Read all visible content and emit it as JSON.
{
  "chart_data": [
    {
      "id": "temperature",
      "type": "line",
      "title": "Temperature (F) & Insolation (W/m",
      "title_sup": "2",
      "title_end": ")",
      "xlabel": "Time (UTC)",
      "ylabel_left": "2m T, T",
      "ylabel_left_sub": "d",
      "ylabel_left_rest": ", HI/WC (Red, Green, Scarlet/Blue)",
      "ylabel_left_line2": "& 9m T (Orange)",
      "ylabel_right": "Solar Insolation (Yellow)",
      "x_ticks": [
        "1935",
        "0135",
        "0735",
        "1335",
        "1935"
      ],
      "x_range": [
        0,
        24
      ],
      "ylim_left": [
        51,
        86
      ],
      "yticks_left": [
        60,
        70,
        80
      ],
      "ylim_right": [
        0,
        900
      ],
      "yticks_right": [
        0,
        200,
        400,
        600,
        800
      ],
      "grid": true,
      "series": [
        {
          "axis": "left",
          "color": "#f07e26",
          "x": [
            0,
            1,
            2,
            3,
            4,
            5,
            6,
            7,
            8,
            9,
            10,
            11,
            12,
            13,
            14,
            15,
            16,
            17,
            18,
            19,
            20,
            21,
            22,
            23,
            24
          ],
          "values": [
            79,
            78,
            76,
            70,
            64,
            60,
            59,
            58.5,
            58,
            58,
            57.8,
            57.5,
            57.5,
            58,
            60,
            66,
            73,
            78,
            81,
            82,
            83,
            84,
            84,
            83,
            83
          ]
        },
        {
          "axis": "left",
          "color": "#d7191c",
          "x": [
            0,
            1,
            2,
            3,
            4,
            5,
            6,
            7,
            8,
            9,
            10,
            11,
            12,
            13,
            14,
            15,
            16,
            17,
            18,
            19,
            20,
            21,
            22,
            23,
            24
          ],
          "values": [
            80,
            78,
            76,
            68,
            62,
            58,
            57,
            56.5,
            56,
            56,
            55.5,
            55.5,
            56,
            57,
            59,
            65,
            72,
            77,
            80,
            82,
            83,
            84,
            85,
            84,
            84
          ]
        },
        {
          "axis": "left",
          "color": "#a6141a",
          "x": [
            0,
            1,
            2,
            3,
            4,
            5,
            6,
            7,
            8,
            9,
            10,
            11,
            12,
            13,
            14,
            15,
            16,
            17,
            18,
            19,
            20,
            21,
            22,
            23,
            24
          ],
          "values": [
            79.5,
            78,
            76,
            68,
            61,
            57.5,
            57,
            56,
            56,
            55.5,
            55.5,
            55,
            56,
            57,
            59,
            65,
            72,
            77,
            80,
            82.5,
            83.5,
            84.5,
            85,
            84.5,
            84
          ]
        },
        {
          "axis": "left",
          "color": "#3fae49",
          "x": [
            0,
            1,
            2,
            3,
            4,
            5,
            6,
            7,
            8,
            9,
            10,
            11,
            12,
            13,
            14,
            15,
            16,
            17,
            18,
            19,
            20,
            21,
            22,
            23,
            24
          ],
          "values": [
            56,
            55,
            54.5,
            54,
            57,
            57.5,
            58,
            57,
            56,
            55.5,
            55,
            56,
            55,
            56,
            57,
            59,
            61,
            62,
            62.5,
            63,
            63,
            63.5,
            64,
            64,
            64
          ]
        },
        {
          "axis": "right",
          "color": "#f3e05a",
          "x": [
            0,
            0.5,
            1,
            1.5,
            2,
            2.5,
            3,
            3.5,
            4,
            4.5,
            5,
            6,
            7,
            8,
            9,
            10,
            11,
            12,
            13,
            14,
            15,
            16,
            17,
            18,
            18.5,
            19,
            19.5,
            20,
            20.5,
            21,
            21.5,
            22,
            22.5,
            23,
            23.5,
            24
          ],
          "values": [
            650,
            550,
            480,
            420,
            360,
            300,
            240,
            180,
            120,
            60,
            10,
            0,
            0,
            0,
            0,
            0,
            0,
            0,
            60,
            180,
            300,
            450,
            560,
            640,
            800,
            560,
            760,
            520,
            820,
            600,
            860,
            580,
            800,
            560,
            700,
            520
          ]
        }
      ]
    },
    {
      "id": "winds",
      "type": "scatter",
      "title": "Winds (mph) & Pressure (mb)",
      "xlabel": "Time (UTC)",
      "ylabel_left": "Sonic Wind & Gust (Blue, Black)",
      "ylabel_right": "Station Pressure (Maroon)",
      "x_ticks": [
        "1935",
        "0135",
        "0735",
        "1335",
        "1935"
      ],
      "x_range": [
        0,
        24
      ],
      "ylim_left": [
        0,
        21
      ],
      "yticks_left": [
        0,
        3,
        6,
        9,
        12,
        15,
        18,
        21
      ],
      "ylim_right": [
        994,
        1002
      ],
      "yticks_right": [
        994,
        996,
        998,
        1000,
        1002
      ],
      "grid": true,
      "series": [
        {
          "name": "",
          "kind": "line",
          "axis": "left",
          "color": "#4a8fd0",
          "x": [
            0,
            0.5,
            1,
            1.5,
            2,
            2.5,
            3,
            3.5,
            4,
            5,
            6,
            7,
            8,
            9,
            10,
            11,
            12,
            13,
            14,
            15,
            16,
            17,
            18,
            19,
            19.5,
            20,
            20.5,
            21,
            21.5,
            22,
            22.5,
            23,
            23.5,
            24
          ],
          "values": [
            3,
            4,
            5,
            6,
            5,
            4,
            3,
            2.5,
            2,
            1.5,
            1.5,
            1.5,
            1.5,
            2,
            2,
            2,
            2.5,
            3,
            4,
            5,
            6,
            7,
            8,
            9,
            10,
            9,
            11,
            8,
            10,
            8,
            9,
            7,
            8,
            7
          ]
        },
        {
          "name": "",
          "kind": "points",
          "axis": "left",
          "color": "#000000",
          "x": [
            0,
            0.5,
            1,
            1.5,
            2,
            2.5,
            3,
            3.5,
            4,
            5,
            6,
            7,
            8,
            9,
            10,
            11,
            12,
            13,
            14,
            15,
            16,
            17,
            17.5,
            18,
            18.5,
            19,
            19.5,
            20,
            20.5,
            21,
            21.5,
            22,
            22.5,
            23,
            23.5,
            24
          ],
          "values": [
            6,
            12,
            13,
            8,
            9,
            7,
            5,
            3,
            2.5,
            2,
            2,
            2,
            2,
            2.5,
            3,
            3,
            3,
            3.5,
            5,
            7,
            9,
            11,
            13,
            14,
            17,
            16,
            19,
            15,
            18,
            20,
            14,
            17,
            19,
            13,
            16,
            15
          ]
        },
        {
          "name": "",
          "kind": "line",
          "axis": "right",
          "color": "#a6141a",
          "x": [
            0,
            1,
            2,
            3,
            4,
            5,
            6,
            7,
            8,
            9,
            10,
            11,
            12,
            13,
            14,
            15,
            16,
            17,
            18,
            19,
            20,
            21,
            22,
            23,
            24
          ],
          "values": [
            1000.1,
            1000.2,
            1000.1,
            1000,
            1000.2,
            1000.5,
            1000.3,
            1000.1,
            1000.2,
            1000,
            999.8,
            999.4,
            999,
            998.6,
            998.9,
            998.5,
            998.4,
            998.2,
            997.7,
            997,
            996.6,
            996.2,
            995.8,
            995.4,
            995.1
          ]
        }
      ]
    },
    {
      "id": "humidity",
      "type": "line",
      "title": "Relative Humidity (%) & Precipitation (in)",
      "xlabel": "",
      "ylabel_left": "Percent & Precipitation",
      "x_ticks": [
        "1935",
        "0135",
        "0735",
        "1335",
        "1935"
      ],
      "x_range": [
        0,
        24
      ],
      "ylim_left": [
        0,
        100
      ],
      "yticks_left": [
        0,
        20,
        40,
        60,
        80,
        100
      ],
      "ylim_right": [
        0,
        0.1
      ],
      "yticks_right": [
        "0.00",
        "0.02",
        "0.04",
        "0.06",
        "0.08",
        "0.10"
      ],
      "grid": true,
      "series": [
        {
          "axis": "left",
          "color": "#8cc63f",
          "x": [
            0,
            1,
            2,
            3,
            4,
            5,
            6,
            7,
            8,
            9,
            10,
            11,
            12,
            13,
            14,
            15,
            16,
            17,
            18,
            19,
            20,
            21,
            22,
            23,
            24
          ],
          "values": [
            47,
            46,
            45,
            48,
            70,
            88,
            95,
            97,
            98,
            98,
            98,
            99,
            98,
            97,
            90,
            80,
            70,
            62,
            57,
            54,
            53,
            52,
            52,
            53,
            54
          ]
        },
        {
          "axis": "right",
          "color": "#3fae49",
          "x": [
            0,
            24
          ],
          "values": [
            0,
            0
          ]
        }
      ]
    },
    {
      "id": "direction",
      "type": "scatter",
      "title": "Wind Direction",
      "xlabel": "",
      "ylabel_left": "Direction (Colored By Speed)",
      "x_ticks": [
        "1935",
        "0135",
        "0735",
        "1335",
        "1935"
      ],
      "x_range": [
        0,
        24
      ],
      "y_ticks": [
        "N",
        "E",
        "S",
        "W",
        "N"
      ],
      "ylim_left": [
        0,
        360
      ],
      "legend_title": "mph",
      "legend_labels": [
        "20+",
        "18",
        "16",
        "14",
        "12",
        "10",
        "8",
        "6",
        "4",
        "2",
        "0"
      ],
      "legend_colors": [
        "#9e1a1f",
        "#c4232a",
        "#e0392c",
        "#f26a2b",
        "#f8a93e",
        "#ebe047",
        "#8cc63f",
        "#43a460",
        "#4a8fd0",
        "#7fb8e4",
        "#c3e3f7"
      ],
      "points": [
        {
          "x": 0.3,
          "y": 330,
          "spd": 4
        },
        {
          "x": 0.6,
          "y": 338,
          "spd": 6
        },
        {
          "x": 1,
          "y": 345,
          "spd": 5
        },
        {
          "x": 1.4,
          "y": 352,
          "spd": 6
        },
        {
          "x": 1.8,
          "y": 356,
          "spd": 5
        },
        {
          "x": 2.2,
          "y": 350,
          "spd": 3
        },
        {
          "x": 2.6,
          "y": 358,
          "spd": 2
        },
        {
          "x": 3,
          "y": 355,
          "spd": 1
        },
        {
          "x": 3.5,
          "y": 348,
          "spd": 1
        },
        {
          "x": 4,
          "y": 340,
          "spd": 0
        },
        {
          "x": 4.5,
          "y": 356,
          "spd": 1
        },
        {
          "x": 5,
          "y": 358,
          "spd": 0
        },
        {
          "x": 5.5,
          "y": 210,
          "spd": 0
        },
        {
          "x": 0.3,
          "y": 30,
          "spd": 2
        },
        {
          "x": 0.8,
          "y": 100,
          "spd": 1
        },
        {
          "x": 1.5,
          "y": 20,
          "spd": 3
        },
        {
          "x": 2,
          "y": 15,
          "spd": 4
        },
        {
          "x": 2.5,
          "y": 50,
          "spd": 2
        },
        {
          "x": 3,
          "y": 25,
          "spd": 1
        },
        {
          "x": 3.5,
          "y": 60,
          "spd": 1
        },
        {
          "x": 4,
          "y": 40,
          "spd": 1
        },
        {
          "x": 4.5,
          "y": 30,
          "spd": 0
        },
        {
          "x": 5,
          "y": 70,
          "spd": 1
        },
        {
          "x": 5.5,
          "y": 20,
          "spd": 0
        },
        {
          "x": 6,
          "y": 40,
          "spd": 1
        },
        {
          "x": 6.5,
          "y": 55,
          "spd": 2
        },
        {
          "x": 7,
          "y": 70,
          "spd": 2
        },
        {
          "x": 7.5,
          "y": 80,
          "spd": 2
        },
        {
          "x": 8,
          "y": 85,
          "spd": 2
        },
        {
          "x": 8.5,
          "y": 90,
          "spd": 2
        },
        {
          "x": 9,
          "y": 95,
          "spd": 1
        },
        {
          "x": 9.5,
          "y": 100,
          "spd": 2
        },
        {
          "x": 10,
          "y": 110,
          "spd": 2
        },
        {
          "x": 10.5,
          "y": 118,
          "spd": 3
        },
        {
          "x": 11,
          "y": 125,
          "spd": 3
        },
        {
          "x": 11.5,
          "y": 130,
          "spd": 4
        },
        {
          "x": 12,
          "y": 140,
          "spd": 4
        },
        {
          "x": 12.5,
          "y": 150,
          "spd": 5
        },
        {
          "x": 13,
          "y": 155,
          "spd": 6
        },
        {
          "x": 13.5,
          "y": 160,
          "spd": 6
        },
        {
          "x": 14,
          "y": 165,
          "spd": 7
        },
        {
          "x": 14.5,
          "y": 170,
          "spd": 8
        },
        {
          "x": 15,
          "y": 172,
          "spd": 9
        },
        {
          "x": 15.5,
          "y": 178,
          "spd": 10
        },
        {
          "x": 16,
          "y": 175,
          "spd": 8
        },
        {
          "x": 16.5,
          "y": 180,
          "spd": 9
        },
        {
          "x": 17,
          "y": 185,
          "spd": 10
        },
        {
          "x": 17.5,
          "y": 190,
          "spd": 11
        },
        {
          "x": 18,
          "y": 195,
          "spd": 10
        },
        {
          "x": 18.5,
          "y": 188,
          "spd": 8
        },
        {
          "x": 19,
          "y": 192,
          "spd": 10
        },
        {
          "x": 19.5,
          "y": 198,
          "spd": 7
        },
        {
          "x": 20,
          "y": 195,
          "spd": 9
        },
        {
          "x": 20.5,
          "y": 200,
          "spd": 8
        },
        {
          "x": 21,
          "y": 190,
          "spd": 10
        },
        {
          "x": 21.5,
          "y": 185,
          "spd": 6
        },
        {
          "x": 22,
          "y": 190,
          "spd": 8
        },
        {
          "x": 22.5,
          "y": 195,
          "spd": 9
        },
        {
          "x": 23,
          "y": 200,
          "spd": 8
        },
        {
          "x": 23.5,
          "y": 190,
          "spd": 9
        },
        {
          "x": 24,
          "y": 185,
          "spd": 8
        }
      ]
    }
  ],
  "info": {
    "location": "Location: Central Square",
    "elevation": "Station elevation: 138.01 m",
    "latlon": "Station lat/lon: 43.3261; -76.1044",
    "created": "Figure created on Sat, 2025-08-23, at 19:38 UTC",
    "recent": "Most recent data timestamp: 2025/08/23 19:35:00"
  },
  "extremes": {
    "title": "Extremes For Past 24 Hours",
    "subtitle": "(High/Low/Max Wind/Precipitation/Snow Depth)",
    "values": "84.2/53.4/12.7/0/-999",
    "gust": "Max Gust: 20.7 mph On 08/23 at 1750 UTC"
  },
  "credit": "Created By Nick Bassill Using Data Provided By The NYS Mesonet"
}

● ● ● ●

- [What the task requires]: Gather all the lines that include the word "Precipitation" and copy them out.

- [Exercise solution]:
      "title": "Relative Humidity (%) & Precipitation (in)",
      "ylabel_left": "Percent & Precipitation",
    "subtitle": "(High/Low/Max Wind/Precipitation/Snow Depth)",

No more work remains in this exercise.